Task requirements:
Among the entries below, determine how many lines contain the word "panel" and state only that figure.

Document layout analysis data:
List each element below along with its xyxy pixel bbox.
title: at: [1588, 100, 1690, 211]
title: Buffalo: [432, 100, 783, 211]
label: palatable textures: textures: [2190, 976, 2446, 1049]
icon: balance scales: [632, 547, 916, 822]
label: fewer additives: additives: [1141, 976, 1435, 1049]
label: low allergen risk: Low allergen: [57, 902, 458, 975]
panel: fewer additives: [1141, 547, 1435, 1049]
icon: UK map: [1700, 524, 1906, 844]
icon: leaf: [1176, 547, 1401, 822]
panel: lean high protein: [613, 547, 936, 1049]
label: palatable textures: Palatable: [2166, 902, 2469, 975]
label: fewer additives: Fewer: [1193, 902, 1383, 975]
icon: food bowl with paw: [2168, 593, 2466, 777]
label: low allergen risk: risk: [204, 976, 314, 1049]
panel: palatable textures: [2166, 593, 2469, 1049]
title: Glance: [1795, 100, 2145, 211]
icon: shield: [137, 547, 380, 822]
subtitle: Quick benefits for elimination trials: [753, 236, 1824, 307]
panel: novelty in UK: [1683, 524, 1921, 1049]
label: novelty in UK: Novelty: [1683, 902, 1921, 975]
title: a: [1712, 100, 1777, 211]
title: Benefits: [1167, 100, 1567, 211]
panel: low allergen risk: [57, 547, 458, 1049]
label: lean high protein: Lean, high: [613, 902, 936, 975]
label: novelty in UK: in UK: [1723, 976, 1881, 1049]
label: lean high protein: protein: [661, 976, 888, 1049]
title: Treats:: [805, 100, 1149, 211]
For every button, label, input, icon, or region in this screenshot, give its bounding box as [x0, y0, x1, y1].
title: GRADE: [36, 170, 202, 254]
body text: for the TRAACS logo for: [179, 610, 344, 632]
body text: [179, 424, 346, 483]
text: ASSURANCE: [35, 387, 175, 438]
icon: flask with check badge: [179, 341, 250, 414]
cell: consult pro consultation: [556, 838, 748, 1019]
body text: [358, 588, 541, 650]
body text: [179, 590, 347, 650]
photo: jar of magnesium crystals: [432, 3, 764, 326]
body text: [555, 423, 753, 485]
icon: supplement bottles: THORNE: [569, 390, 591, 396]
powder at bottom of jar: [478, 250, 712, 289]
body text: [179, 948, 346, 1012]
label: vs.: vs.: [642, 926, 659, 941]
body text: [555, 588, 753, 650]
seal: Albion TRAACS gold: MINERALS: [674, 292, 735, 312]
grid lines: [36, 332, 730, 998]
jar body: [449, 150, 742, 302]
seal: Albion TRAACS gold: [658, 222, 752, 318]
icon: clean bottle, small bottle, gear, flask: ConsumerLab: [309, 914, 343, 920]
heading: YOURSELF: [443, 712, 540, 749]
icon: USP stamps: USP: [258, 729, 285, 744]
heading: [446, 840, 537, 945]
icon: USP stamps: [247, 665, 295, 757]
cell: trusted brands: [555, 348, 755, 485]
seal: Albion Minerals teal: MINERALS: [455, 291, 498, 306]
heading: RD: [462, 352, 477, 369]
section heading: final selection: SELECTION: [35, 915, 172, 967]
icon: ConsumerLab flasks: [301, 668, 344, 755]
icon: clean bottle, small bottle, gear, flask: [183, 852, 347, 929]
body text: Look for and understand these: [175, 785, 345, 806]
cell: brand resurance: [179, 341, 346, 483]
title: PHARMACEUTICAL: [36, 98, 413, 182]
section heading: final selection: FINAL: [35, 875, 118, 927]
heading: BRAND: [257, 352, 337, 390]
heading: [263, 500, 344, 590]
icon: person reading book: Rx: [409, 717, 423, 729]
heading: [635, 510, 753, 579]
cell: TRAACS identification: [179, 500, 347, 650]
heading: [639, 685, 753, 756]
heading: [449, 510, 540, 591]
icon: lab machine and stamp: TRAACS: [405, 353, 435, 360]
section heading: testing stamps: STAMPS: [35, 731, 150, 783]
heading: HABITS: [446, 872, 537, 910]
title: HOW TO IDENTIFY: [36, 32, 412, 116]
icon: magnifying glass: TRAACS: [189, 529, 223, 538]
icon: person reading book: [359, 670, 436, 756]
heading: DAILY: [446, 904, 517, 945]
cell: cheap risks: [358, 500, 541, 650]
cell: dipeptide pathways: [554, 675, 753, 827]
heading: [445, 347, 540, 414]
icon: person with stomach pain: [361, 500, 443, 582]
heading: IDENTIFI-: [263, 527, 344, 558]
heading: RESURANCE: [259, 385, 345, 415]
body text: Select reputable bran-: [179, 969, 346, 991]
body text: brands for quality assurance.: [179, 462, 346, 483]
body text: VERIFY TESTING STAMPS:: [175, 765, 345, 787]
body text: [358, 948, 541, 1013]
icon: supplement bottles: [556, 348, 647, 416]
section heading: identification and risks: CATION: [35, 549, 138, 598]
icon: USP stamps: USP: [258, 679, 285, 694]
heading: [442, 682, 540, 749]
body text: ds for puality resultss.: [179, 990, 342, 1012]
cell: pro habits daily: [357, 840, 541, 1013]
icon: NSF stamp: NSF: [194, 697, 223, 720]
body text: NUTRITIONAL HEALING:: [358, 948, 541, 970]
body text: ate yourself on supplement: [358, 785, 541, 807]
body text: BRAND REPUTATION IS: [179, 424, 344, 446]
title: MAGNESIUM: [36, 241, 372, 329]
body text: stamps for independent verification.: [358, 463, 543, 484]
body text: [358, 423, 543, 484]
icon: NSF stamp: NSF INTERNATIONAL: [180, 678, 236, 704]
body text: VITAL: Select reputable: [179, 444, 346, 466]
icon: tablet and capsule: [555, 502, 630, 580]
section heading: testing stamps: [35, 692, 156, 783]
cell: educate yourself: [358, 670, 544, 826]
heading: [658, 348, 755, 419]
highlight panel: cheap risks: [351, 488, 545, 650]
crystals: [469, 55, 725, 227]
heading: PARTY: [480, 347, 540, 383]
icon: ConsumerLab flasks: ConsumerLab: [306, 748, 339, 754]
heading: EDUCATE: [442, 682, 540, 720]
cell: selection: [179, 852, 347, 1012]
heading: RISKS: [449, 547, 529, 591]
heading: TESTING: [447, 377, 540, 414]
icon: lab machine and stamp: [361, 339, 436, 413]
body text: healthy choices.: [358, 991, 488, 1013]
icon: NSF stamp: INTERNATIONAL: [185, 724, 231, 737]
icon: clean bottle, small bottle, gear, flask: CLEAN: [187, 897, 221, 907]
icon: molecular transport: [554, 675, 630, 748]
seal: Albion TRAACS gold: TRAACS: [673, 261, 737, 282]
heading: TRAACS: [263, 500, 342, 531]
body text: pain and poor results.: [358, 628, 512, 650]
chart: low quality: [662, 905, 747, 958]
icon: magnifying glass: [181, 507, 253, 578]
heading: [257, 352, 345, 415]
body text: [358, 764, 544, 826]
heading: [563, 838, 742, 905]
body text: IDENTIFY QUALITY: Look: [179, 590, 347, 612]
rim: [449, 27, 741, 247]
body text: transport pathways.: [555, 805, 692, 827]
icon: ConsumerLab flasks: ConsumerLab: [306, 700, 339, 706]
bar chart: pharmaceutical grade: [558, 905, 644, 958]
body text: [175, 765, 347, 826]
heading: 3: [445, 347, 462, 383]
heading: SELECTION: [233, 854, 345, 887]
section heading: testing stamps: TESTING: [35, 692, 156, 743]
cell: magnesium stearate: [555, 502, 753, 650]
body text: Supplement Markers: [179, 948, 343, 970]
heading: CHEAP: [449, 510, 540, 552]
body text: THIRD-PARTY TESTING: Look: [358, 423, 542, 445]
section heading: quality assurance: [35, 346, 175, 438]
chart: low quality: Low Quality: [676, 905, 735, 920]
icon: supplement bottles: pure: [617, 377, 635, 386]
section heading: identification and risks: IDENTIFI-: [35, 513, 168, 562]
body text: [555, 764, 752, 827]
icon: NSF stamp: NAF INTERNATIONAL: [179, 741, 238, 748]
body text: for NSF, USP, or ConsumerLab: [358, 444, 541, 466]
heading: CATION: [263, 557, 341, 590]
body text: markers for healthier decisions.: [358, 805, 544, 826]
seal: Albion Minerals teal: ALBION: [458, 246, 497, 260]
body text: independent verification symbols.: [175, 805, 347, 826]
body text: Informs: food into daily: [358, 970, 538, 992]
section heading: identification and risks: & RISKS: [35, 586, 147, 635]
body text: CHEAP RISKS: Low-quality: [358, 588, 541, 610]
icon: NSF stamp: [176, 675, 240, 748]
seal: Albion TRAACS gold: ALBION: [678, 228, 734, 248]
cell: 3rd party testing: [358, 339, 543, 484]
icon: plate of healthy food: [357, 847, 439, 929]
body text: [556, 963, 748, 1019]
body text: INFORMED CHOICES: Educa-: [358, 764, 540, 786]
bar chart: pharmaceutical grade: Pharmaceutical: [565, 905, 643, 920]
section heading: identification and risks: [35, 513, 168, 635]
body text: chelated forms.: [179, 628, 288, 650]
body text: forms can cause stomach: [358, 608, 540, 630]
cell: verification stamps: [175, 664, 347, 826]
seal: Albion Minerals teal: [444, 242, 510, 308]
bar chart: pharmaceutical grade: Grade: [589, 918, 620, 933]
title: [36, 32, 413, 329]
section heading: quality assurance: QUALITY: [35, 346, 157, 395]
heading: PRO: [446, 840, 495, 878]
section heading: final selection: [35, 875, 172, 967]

Expected answer:
6